- **Exercise brief**: Repeat each record exactly as written, and drop any images.

- **Material**:
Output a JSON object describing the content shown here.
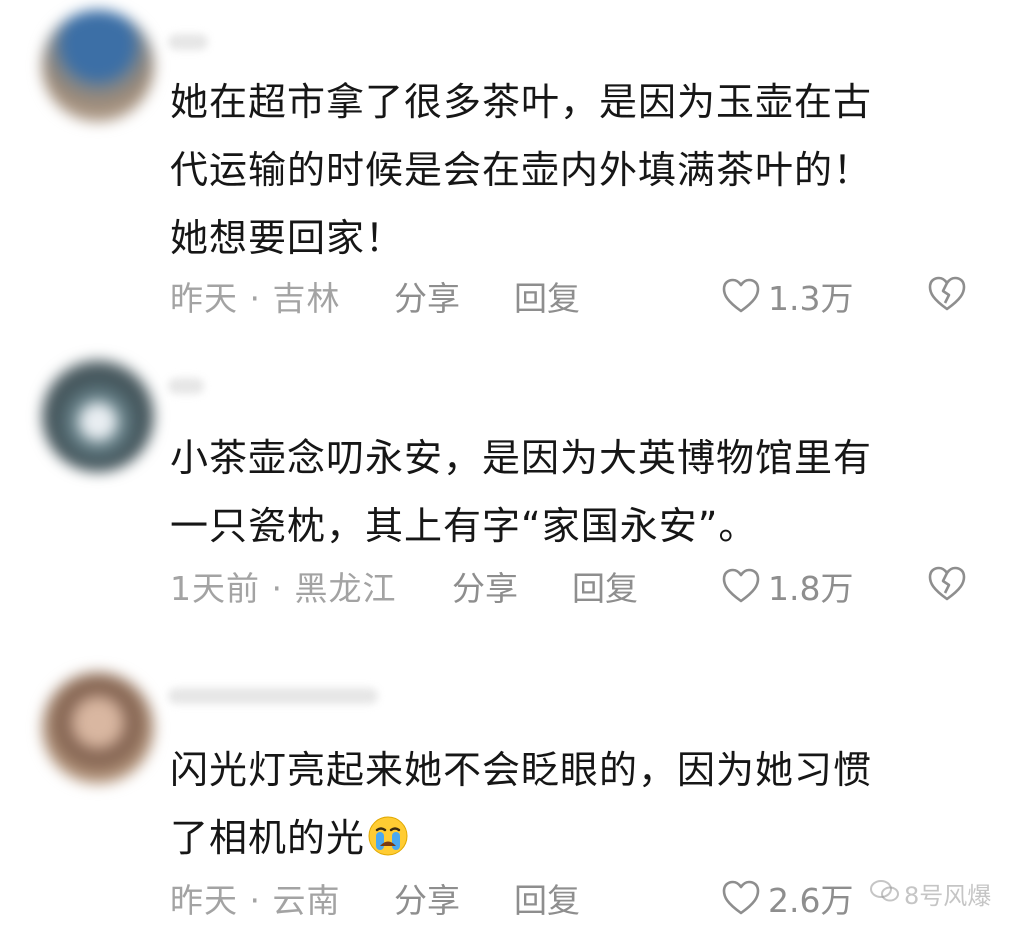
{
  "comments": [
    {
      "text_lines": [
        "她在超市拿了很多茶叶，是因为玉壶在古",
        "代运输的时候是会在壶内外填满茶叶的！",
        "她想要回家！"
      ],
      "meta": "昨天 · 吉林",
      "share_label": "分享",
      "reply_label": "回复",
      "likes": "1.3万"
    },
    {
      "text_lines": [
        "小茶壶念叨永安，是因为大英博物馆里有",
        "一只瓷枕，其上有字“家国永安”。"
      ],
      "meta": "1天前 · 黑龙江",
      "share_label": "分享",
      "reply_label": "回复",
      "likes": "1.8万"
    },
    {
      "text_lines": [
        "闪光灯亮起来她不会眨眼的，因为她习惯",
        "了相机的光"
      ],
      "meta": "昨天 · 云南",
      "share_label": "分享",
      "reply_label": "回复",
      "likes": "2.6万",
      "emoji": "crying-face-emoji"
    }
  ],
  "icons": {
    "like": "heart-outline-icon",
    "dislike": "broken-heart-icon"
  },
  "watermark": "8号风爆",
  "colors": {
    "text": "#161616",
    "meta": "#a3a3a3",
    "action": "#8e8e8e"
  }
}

- **Full answer**:
Output a JSON object describing the content shown here.
{
  "comments": [
    {
      "text_lines": [
        "她在超市拿了很多茶叶，是因为玉壶在古",
        "代运输的时候是会在壶内外填满茶叶的！",
        "她想要回家！"
      ],
      "meta": "昨天 · 吉林",
      "share_label": "分享",
      "reply_label": "回复",
      "likes": "1.3万"
    },
    {
      "text_lines": [
        "小茶壶念叨永安，是因为大英博物馆里有",
        "一只瓷枕，其上有字“家国永安”。"
      ],
      "meta": "1天前 · 黑龙江",
      "share_label": "分享",
      "reply_label": "回复",
      "likes": "1.8万"
    },
    {
      "text_lines": [
        "闪光灯亮起来她不会眨眼的，因为她习惯",
        "了相机的光"
      ],
      "meta": "昨天 · 云南",
      "share_label": "分享",
      "reply_label": "回复",
      "likes": "2.6万",
      "emoji": "crying-face-emoji"
    }
  ],
  "icons": {
    "like": "heart-outline-icon",
    "dislike": "broken-heart-icon"
  },
  "watermark": "8号风爆",
  "colors": {
    "text": "#161616",
    "meta": "#a3a3a3",
    "action": "#8e8e8e"
  }
}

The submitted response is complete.